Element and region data
--------------------------------
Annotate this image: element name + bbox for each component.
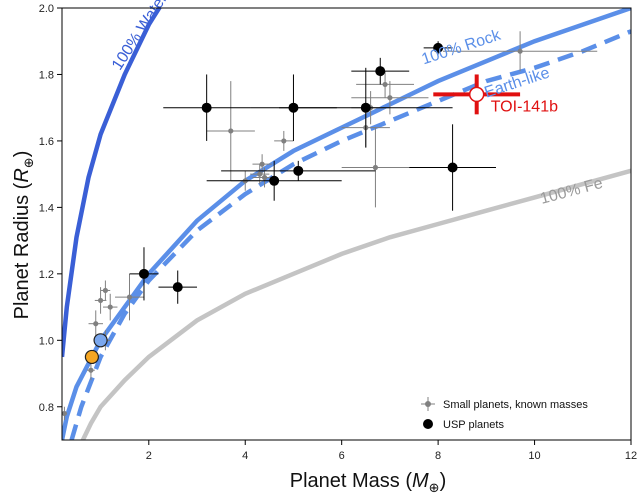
small-planet-point <box>94 287 107 314</box>
y-tick-label: 1.2 <box>39 269 54 281</box>
small-planet-point <box>206 81 255 181</box>
small-planet-point-marker <box>88 367 94 373</box>
small-planet-point-marker <box>387 95 393 101</box>
special-point-earth <box>93 333 108 348</box>
legend: Small planets, known masses USP planets <box>421 397 588 431</box>
usp-planet-point <box>221 160 376 181</box>
usp-planet-point <box>158 270 198 304</box>
usp-planets-series <box>129 41 496 304</box>
small-planet-point <box>102 293 118 321</box>
plot-frame <box>61 7 632 441</box>
y-axis-title-subscript: ⊕ <box>21 157 36 168</box>
usp-planet-point <box>351 57 410 85</box>
x-axis-ticks: 2 4 6 8 10 12 <box>146 440 637 462</box>
toi-141b-point: TOI-141b <box>433 74 558 115</box>
small-planet-point <box>87 360 95 381</box>
small-planet-point-marker <box>93 321 99 327</box>
x-tick-label: 4 <box>242 450 248 462</box>
curve-100-water <box>62 8 162 358</box>
toi-label: TOI-141b <box>491 98 558 115</box>
small-planet-point <box>100 280 111 301</box>
special-points <box>84 333 108 365</box>
usp-planet-point-marker <box>360 102 371 113</box>
small-planet-point <box>341 127 410 208</box>
y-tick-label: 2.0 <box>39 3 54 15</box>
legend-usp-marker <box>423 419 433 429</box>
usp-planet-point-marker <box>138 268 149 279</box>
y-axis-ticks: 0.8 1.0 1.2 1.4 1.6 1.8 2.0 <box>39 3 62 414</box>
usp-planet-point-marker <box>293 165 304 176</box>
x-axis-title-symbol: M <box>412 470 429 492</box>
small-planet-point-marker <box>261 174 268 181</box>
usp-planet-point <box>278 67 453 148</box>
small-planet-point-marker <box>126 294 133 300</box>
x-tick-label: 6 <box>339 450 345 462</box>
curve-100-fe <box>80 168 631 440</box>
small-planet-point-marker <box>382 81 388 88</box>
usp-planet-point <box>409 124 496 211</box>
curve-earth-like <box>69 29 631 440</box>
usp-planet-point-marker <box>269 175 280 186</box>
y-axis-title: Planet Radius (R⊕) <box>11 151 36 320</box>
y-axis-title-main: Planet Radius ( <box>11 182 33 319</box>
small-planet-point-marker <box>62 410 68 417</box>
x-axis-title-main: Planet Mass ( <box>290 470 413 492</box>
small-planet-point <box>442 31 598 72</box>
legend-small-label: Small planets, known masses <box>443 399 588 411</box>
y-axis-title-close: ) <box>11 151 33 158</box>
x-axis-title: Planet Mass (M⊕) <box>290 470 447 495</box>
usp-planet-point-marker <box>433 42 444 53</box>
usp-planet-point-marker <box>375 66 386 77</box>
legend-usp-label: USP planets <box>443 419 504 431</box>
x-tick-label: 12 <box>625 450 637 462</box>
usp-planet-point <box>163 74 251 141</box>
usp-planet-point <box>129 247 159 301</box>
usp-planet-point <box>206 160 342 201</box>
small-planet-point <box>62 406 68 421</box>
small-planet-point-marker <box>281 138 287 144</box>
usp-planet-point-marker <box>172 282 183 293</box>
usp-planet-point-marker <box>201 102 212 113</box>
x-tick-label: 8 <box>435 450 441 462</box>
small-planet-point <box>252 154 272 175</box>
small-planet-point <box>274 130 294 151</box>
legend-small-marker <box>425 401 431 407</box>
small-planet-point-marker <box>257 171 263 177</box>
y-axis-title-symbol: R <box>11 168 33 182</box>
x-tick-label: 2 <box>146 450 152 462</box>
small-planet-point-marker <box>372 164 379 171</box>
small-planet-point <box>351 81 429 115</box>
x-tick-label: 10 <box>528 450 540 462</box>
x-axis-title-subscript: ⊕ <box>429 480 440 495</box>
small-planet-point-marker <box>102 287 108 294</box>
y-tick-label: 1.6 <box>39 136 54 148</box>
y-tick-label: 0.8 <box>39 402 54 414</box>
small-planet-point-marker <box>517 48 523 54</box>
y-tick-label: 1.0 <box>39 335 54 347</box>
small-planet-point-marker <box>259 161 265 167</box>
small-planet-point-marker <box>107 304 113 310</box>
small-planet-point-marker <box>97 297 104 304</box>
y-tick-label: 1.8 <box>39 69 54 81</box>
x-axis-title-close: ) <box>440 470 447 492</box>
y-tick-label: 1.4 <box>39 202 54 214</box>
usp-planet-point <box>423 41 453 55</box>
small-planet-point <box>88 310 103 337</box>
special-point-venus <box>84 349 99 365</box>
toi-marker <box>468 86 485 103</box>
small-planet-point <box>115 273 144 321</box>
usp-planet-point-marker <box>447 162 458 173</box>
small-planet-point-marker <box>228 128 234 134</box>
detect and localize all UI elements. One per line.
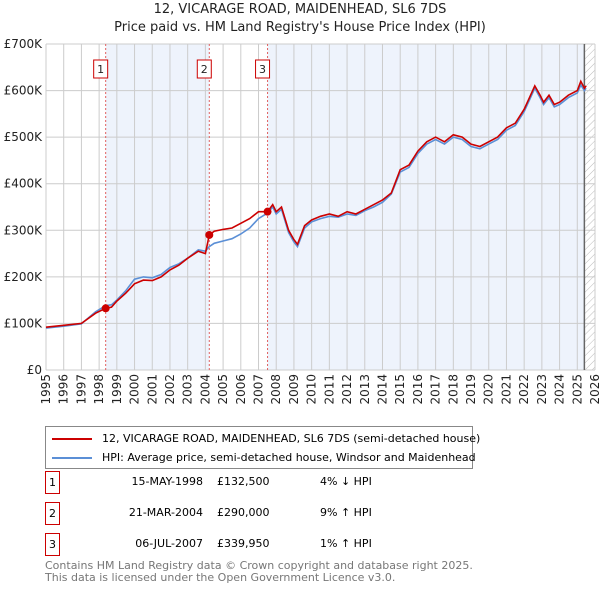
transaction-row: 3 06-JUL-2007 £339,950 1% ↑ HPI <box>45 533 445 556</box>
x-tick-label: 2010 <box>305 374 319 405</box>
forecast-hatch <box>584 44 595 370</box>
sale-marker-box <box>196 59 212 79</box>
transaction-date: 06-JUL-2007 <box>135 537 203 550</box>
sale-point <box>101 304 110 313</box>
x-tick-label: 2005 <box>216 374 230 405</box>
x-tick-label: 2016 <box>411 374 425 405</box>
transaction-hpi: 4% ↓ HPI <box>320 475 372 488</box>
y-tick-label: £600K <box>4 84 44 98</box>
x-tick-label: 2004 <box>198 374 212 405</box>
chart-title: 12, VICARAGE ROAD, MAIDENHEAD, SL6 7DS <box>153 2 447 17</box>
x-tick-label: 2011 <box>322 374 336 405</box>
y-tick-label: £200K <box>4 270 44 284</box>
x-tick-label: 1998 <box>92 374 106 405</box>
y-tick-label: £0 <box>27 363 42 377</box>
shaded-period <box>105 44 210 370</box>
x-tick-label: 2012 <box>340 374 354 405</box>
x-tick-label: 2013 <box>358 374 372 405</box>
hpi-line <box>45 83 587 329</box>
legend-item-property: 12, VICARAGE ROAD, MAIDENHEAD, SL6 7DS (… <box>52 432 480 445</box>
sale-point <box>263 207 272 216</box>
sale-marker-label: 3 <box>259 63 266 76</box>
x-tick-label: 1997 <box>74 374 88 405</box>
sale-marker-label: 2 <box>201 63 208 76</box>
sale-marker-box <box>93 59 109 79</box>
legend-label: HPI: Average price, semi-detached house,… <box>102 451 476 464</box>
x-tick-label: 2018 <box>446 374 460 405</box>
transaction-date: 15-MAY-1998 <box>131 475 203 488</box>
x-tick-label: 2021 <box>499 374 513 405</box>
transaction-price: £290,000 <box>217 506 270 519</box>
transaction-row: 1 15-MAY-1998 £132,500 4% ↓ HPI <box>45 471 445 494</box>
x-tick-label: 2019 <box>464 374 478 405</box>
sale-marker-label: 1 <box>97 63 104 76</box>
y-tick-label: £400K <box>4 177 44 191</box>
transaction-marker: 2 <box>45 502 60 525</box>
shaded-period <box>267 44 585 370</box>
footer-licence: This data is licensed under the Open Gov… <box>45 571 396 584</box>
transaction-price: £339,950 <box>217 537 270 550</box>
transaction-marker: 1 <box>45 471 60 494</box>
x-tick-label: 2025 <box>570 374 584 405</box>
y-tick-label: £500K <box>4 130 44 144</box>
transaction-price: £132,500 <box>217 475 270 488</box>
x-tick-label: 2009 <box>287 374 301 405</box>
legend-swatch-red <box>52 437 92 440</box>
x-tick-label: 2024 <box>553 374 567 405</box>
legend-swatch-blue <box>52 456 92 459</box>
x-tick-label: 2015 <box>393 374 407 405</box>
x-tick-label: 2002 <box>163 374 177 405</box>
y-tick-label: £700K <box>4 37 44 51</box>
chart-subtitle: Price paid vs. HM Land Registry's House … <box>114 20 486 35</box>
x-tick-label: 2026 <box>588 374 600 405</box>
x-tick-label: 2000 <box>128 374 142 405</box>
transaction-date: 21-MAR-2004 <box>128 506 203 519</box>
x-tick-label: 2023 <box>535 374 549 405</box>
x-tick-label: 1999 <box>110 374 124 405</box>
chart-legend: 12, VICARAGE ROAD, MAIDENHEAD, SL6 7DS (… <box>45 426 480 469</box>
x-tick-label: 2001 <box>145 374 159 405</box>
x-tick-label: 2014 <box>375 374 389 405</box>
x-tick-label: 2007 <box>252 374 266 405</box>
legend-item-hpi: HPI: Average price, semi-detached house,… <box>52 451 476 464</box>
footer-copyright: Contains HM Land Registry data © Crown c… <box>45 559 473 572</box>
x-tick-label: 2017 <box>429 374 443 405</box>
footer: Contains HM Land Registry data © Crown c… <box>45 560 473 584</box>
property-price-line <box>45 79 587 328</box>
x-tick-label: 2008 <box>269 374 283 405</box>
sale-point <box>205 230 214 239</box>
x-tick-label: 2006 <box>234 374 248 405</box>
y-tick-label: £100K <box>4 316 44 330</box>
sale-marker-box <box>255 59 271 79</box>
transaction-hpi: 9% ↑ HPI <box>320 506 372 519</box>
transaction-marker: 3 <box>45 533 60 556</box>
legend-label: 12, VICARAGE ROAD, MAIDENHEAD, SL6 7DS (… <box>102 432 481 445</box>
y-tick-label: £300K <box>4 223 44 237</box>
x-tick-label: 1995 <box>39 374 53 405</box>
x-tick-label: 2003 <box>181 374 195 405</box>
x-tick-label: 1996 <box>57 374 71 405</box>
transaction-row: 2 21-MAR-2004 £290,000 9% ↑ HPI <box>45 502 445 525</box>
x-tick-label: 2020 <box>482 374 496 405</box>
transaction-hpi: 1% ↑ HPI <box>320 537 372 550</box>
x-tick-label: 2022 <box>517 374 531 405</box>
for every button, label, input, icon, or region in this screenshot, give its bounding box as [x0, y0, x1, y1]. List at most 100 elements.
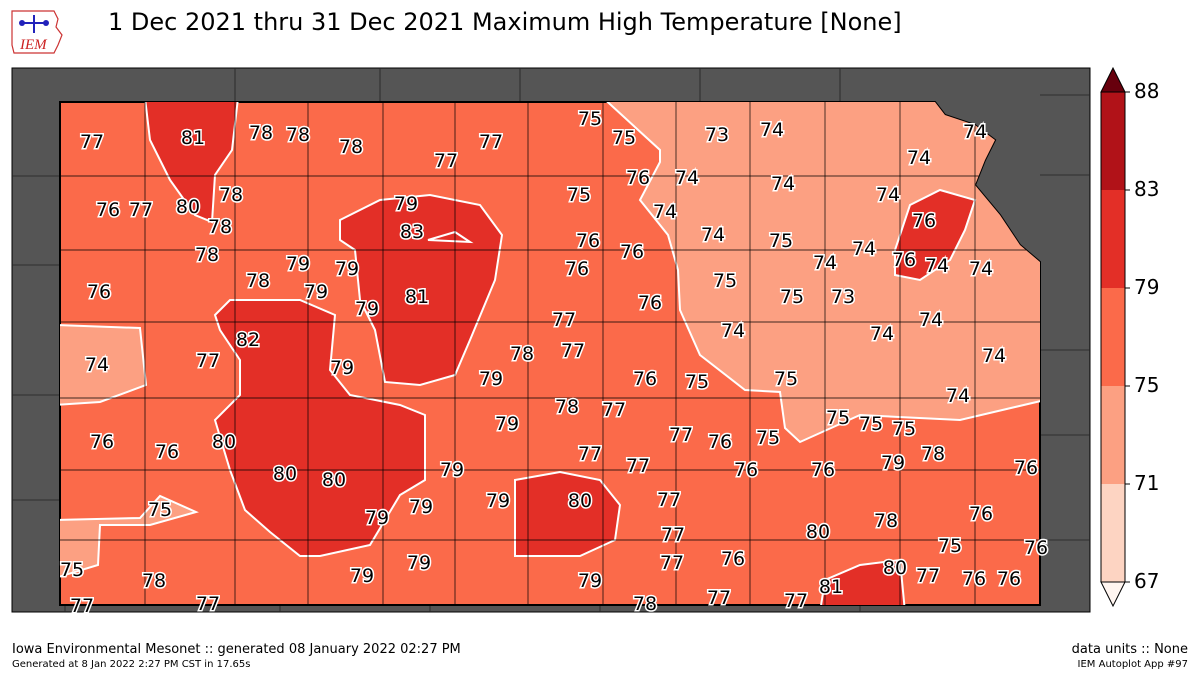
station-value: 77	[626, 455, 650, 477]
station-value: 79	[578, 570, 602, 592]
station-value: 76	[155, 441, 179, 463]
station-value: 75	[713, 270, 737, 292]
station-value: 77	[916, 565, 940, 587]
contour-79-83-southeast	[818, 558, 907, 605]
station-value: 83	[400, 221, 424, 243]
station-value: 79	[495, 413, 519, 435]
colorbar-bin	[1101, 288, 1125, 386]
station-value: 76	[626, 167, 650, 189]
station-value: 75	[938, 535, 962, 557]
station-value: 74	[721, 320, 745, 342]
station-value: 76	[811, 459, 835, 481]
station-value: 79	[330, 357, 354, 379]
station-value: 80	[806, 521, 830, 543]
station-value: 74	[771, 173, 795, 195]
colorbar	[1100, 66, 1130, 608]
station-value: 77	[661, 524, 685, 546]
contour-71-75-northeast	[597, 102, 1040, 444]
station-value: 77	[669, 424, 693, 446]
contour-79-83-south	[514, 470, 622, 557]
station-value: 76	[734, 459, 758, 481]
station-value: 78	[246, 270, 270, 292]
contours	[60, 102, 1040, 605]
station-value: 76	[576, 230, 600, 252]
station-value: 77	[561, 340, 585, 362]
station-value: 79	[479, 368, 503, 390]
station-value: 77	[80, 131, 104, 153]
station-value: 78	[286, 124, 310, 146]
station-value: 78	[249, 122, 273, 144]
station-value: 74	[925, 255, 949, 277]
station-value: 78	[208, 216, 232, 238]
station-value: 75	[578, 108, 602, 130]
station-value: 80	[212, 431, 236, 453]
footer-timing: Generated at 8 Jan 2022 2:27 PM CST in 1…	[12, 659, 251, 670]
station-value: 76	[962, 568, 986, 590]
station-value: 74	[946, 385, 970, 407]
colorbar-tick-label: 75	[1134, 373, 1160, 397]
station-value: 74	[852, 238, 876, 260]
station-value: 82	[236, 329, 260, 351]
station-value: 75	[60, 559, 84, 581]
station-value: 78	[633, 593, 657, 615]
station-value: 75	[774, 368, 798, 390]
colorbar-tick-label: 88	[1134, 79, 1160, 103]
station-value: 79	[440, 459, 464, 481]
station-value: 74	[85, 354, 109, 376]
station-value: 75	[148, 499, 172, 521]
station-value: 78	[339, 136, 363, 158]
station-value: 76	[912, 210, 936, 232]
station-value: 79	[355, 298, 379, 320]
station-value: 76	[708, 431, 732, 453]
station-value: 75	[756, 427, 780, 449]
station-value: 76	[1014, 457, 1038, 479]
station-value: 77	[479, 131, 503, 153]
station-value: 75	[892, 418, 916, 440]
station-value: 77	[707, 587, 731, 609]
station-value: 78	[921, 443, 945, 465]
station-value: 77	[660, 552, 684, 574]
station-value: 76	[90, 431, 114, 453]
station-value: 77	[552, 309, 576, 331]
station-value: 75	[780, 286, 804, 308]
station-value: 79	[286, 253, 310, 275]
contour-79-83-northwest	[143, 102, 240, 224]
station-value: 77	[784, 590, 808, 612]
station-value: 80	[322, 469, 346, 491]
contour-83-88-central	[427, 230, 474, 244]
county-lines	[60, 102, 1040, 605]
station-value: 78	[219, 184, 243, 206]
station-value: 75	[826, 407, 850, 429]
station-value: 74	[675, 167, 699, 189]
colorbar-tick-label: 83	[1134, 177, 1160, 201]
station-value: 79	[350, 565, 374, 587]
station-value: 74	[876, 184, 900, 206]
station-value: 79	[409, 496, 433, 518]
station-value: 79	[881, 452, 905, 474]
footer-generated: Iowa Environmental Mesonet :: generated …	[12, 642, 461, 657]
colorbar-bin	[1101, 92, 1125, 190]
station-value: 73	[705, 124, 729, 146]
station-value: 79	[365, 507, 389, 529]
contour-79-83-westcentral	[213, 299, 426, 557]
station-value: 75	[685, 371, 709, 393]
station-value: 74	[813, 252, 837, 274]
colorbar-over-arrow	[1100, 66, 1126, 93]
station-value: 75	[859, 413, 883, 435]
station-value: 76	[565, 258, 589, 280]
station-value: 78	[510, 343, 534, 365]
station-value: 77	[70, 595, 94, 617]
station-value: 74	[870, 323, 894, 345]
station-value: 76	[96, 199, 120, 221]
station-value: 76	[721, 548, 745, 570]
station-value: 76	[1024, 537, 1048, 559]
station-value: 74	[760, 119, 784, 141]
station-value: 77	[602, 399, 626, 421]
station-value: 74	[963, 121, 987, 143]
station-value: 81	[405, 286, 429, 308]
station-value: 77	[196, 593, 220, 615]
svg-text:IEM: IEM	[19, 37, 48, 53]
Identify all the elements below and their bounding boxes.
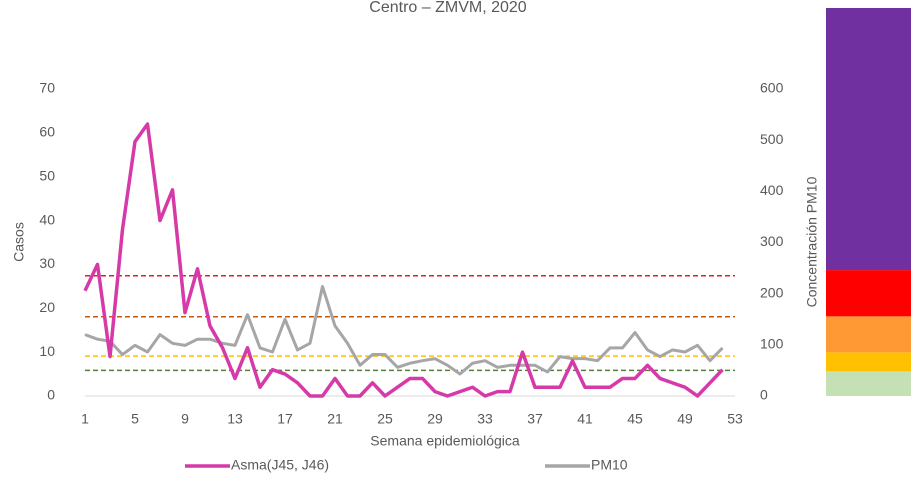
- y-tick-label: 60: [39, 124, 55, 140]
- x-tick-label: 29: [427, 411, 443, 427]
- band: [826, 352, 911, 372]
- x-tick-label: 41: [577, 411, 593, 427]
- y2-tick-label: 600: [760, 80, 784, 96]
- y-tick-label: 30: [39, 255, 55, 271]
- x-tick-label: 9: [181, 411, 189, 427]
- y-tick-label: 70: [39, 80, 55, 96]
- y-tick-label: 10: [39, 343, 55, 359]
- chart-title: Centro – ZMVM, 2020: [369, 0, 527, 16]
- band: [826, 270, 911, 317]
- y2-tick-label: 400: [760, 182, 784, 198]
- x-axis-label: Semana epidemiológica: [370, 433, 520, 449]
- y2-tick-label: 0: [760, 387, 768, 403]
- band: [826, 316, 911, 353]
- legend-label: Asma(J45, J46): [231, 457, 329, 473]
- y-axis-label: Casos: [11, 222, 27, 262]
- legend-label: PM10: [591, 457, 628, 473]
- y2-tick-label: 500: [760, 131, 784, 147]
- band: [826, 8, 911, 271]
- series-line: [83, 122, 724, 398]
- x-tick-label: 5: [131, 411, 139, 427]
- x-tick-label: 45: [627, 411, 643, 427]
- y-tick-label: 20: [39, 299, 55, 315]
- y2-tick-label: 100: [760, 336, 784, 352]
- y-tick-label: 40: [39, 211, 55, 227]
- x-tick-label: 33: [477, 411, 493, 427]
- y-tick-label: 0: [47, 387, 55, 403]
- x-tick-label: 37: [527, 411, 543, 427]
- x-tick-label: 17: [277, 411, 293, 427]
- band: [826, 371, 911, 396]
- series-line: [84, 285, 724, 376]
- y-tick-label: 50: [39, 167, 55, 183]
- x-tick-label: 25: [377, 411, 393, 427]
- x-tick-label: 49: [677, 411, 693, 427]
- y2-tick-label: 300: [760, 233, 784, 249]
- y2-tick-label: 200: [760, 284, 784, 300]
- y2-axis-label: Concentración PM10: [804, 176, 820, 307]
- x-tick-label: 53: [727, 411, 743, 427]
- x-tick-label: 21: [327, 411, 343, 427]
- x-tick-label: 1: [81, 411, 89, 427]
- x-tick-label: 13: [227, 411, 243, 427]
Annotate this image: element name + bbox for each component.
--------------------------------
Rewrite the records section that starts with the line containing "455, 650, 477]" and ends with the line containing "230, 600, 252]" as a Markdown table with the columns Row and Entry, putting a row number in Row and each line in Entry. Leave out blank lines.

▸ Result:
| Row | Entry |
|---|---|
| 1 | station-value: 77	[626, 455, 650, 477] |
| 2 | station-value: 79	[578, 570, 602, 592] |
| 3 | station-value: 76	[155, 441, 179, 463] |
| 4 | station-value: 75	[713, 270, 737, 292] |
| 5 | station-value: 77	[916, 565, 940, 587] |
| 6 | contour-79-83-southeast	[818, 558, 907, 605] |
| 7 | station-value: 83	[400, 221, 424, 243] |
| 8 | station-value: 79	[495, 413, 519, 435] |
| 9 | colorbar-bin	[1101, 288, 1125, 386] |
| 10 | station-value: 76	[626, 167, 650, 189] |
| 11 | station-value: 75	[938, 535, 962, 557] |
| 12 | station-value: 74	[721, 320, 745, 342] |
| 13 | station-value: 76	[811, 459, 835, 481] |
| 14 | station-value: 79	[330, 357, 354, 379] |
| 15 | station-value: 80	[806, 521, 830, 543] |
| 16 | station-value: 74	[771, 173, 795, 195] |
| 17 | colorbar	[1100, 66, 1130, 608] |
| 18 | station-value: 77	[661, 524, 685, 546] |
| 19 | contour-71-75-northeast	[597, 102, 1040, 444] |
| 20 | station-value: 77	[669, 424, 693, 446] |
| 21 | contour-79-83-south	[514, 470, 622, 557] |
| 22 | station-value: 76	[734, 459, 758, 481] |
| 23 | station-value: 78	[246, 270, 270, 292] |
| 24 | contours	[60, 102, 1040, 605] |
| 25 | station-value: 76	[576, 230, 600, 252] |